-- BEGIN Data for this exercise --

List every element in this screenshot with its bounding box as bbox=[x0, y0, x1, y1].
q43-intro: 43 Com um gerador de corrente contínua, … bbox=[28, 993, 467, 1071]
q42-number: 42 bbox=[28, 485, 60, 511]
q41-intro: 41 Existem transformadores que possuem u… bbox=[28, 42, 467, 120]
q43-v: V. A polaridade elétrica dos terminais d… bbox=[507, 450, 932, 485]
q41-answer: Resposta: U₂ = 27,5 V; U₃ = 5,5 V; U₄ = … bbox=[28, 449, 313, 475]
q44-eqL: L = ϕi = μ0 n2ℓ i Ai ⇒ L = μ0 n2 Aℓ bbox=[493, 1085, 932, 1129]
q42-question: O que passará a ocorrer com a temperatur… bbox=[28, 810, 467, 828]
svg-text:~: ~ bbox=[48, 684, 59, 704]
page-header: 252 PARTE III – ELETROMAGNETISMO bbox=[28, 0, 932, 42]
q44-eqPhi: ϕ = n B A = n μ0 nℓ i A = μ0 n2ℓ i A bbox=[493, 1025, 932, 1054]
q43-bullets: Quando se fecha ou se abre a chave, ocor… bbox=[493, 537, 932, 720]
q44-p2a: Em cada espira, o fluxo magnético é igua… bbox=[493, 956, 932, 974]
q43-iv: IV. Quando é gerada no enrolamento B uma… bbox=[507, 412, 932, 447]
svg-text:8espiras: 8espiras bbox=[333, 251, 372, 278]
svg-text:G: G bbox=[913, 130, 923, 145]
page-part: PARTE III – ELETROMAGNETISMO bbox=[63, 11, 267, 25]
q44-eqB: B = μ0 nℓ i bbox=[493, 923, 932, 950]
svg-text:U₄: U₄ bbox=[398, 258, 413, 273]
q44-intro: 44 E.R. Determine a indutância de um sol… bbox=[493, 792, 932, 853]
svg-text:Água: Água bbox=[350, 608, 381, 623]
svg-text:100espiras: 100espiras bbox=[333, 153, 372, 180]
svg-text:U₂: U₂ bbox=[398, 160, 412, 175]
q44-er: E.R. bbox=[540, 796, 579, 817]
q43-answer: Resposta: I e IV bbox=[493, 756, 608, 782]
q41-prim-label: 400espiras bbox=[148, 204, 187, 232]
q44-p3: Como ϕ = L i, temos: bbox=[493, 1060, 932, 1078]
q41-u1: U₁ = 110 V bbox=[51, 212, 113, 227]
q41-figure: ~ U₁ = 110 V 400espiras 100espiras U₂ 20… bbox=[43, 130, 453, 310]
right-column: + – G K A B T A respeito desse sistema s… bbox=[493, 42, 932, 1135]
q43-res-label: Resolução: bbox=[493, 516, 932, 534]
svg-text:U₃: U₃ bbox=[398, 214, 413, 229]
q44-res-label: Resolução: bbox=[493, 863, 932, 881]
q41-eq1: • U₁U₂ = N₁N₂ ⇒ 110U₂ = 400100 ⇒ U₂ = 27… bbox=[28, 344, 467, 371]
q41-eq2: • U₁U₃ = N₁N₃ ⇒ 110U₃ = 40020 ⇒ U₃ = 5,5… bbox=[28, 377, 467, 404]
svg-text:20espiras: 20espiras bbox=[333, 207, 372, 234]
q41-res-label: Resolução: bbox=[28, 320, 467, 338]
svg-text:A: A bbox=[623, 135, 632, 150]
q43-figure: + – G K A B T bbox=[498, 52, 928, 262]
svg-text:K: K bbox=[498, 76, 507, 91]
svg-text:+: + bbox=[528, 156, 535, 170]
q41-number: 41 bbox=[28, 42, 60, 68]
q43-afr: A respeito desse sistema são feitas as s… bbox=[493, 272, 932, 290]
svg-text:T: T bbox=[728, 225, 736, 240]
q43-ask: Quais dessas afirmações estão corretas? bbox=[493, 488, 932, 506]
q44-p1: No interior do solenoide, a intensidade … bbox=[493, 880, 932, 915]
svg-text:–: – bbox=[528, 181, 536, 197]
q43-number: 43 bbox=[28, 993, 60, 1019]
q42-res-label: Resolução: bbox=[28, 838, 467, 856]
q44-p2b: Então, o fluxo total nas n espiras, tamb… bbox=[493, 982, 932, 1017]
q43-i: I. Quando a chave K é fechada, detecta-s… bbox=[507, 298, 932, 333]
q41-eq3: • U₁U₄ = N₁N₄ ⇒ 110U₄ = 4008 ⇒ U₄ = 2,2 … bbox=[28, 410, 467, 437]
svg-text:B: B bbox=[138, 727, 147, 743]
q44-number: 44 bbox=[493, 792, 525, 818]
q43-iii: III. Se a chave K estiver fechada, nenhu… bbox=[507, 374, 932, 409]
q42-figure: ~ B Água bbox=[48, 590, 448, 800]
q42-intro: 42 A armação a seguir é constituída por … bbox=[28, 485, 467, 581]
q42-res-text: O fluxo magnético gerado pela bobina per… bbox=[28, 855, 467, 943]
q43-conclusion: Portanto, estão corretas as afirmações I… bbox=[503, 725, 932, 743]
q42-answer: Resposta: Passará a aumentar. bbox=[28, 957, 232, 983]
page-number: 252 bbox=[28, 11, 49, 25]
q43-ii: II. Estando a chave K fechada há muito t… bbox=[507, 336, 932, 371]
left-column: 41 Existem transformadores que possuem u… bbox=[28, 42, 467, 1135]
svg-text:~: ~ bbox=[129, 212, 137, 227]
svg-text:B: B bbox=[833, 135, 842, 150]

-- END Data for this exercise --

** Directions for this task **
Present as a numbered list, omitting blank lines, the lines of the material from its beginning up to and including the line containing "q41-prim-label: 400espiras bbox=[148, 204, 187, 232]".

** Output of the task **
1. List every element in this screenshot with its bounding box as bbox=[x0, y0, x1, y1].
2. q43-intro: 43 Com um gerador de corrente contínua, … bbox=[28, 993, 467, 1071]
3. q42-number: 42 bbox=[28, 485, 60, 511]
4. q41-intro: 41 Existem transformadores que possuem u… bbox=[28, 42, 467, 120]
5. q43-v: V. A polaridade elétrica dos terminais d… bbox=[507, 450, 932, 485]
6. q41-answer: Resposta: U₂ = 27,5 V; U₃ = 5,5 V; U₄ = … bbox=[28, 449, 313, 475]
7. q44-eqL: L = ϕi = μ0 n2ℓ i Ai ⇒ L = μ0 n2 Aℓ bbox=[493, 1085, 932, 1129]
8. q42-question: O que passará a ocorrer com a temperatur… bbox=[28, 810, 467, 828]
9. svg-text:~: ~ bbox=[48, 684, 59, 704]
10. page-header: 252 PARTE III – ELETROMAGNETISMO bbox=[28, 0, 932, 42]
11. q44-eqPhi: ϕ = n B A = n μ0 nℓ i A = μ0 n2ℓ i A bbox=[493, 1025, 932, 1054]
12. q43-bullets: Quando se fecha ou se abre a chave, ocor… bbox=[493, 537, 932, 720]
13. q44-p2a: Em cada espira, o fluxo magnético é igua… bbox=[493, 956, 932, 974]
14. q43-iv: IV. Quando é gerada no enrolamento B uma… bbox=[507, 412, 932, 447]
15. svg-text:8espiras: 8espiras bbox=[333, 251, 372, 278]
16. svg-text:G: G bbox=[913, 130, 923, 145]
17. page-part: PARTE III – ELETROMAGNETISMO bbox=[63, 11, 267, 25]
18. q44-eqB: B = μ0 nℓ i bbox=[493, 923, 932, 950]
19. svg-text:U₄: U₄ bbox=[398, 258, 413, 273]
20. q44-intro: 44 E.R. Determine a indutância de um sol… bbox=[493, 792, 932, 853]
21. svg-text:Água: Água bbox=[350, 608, 381, 623]
22. svg-text:100espiras: 100espiras bbox=[333, 153, 372, 180]
23. svg-text:U₂: U₂ bbox=[398, 160, 412, 175]
24. q44-er: E.R. bbox=[540, 796, 579, 817]
25. q43-answer: Resposta: I e IV bbox=[493, 756, 608, 782]
26. q41-prim-label: 400espiras bbox=[148, 204, 187, 232]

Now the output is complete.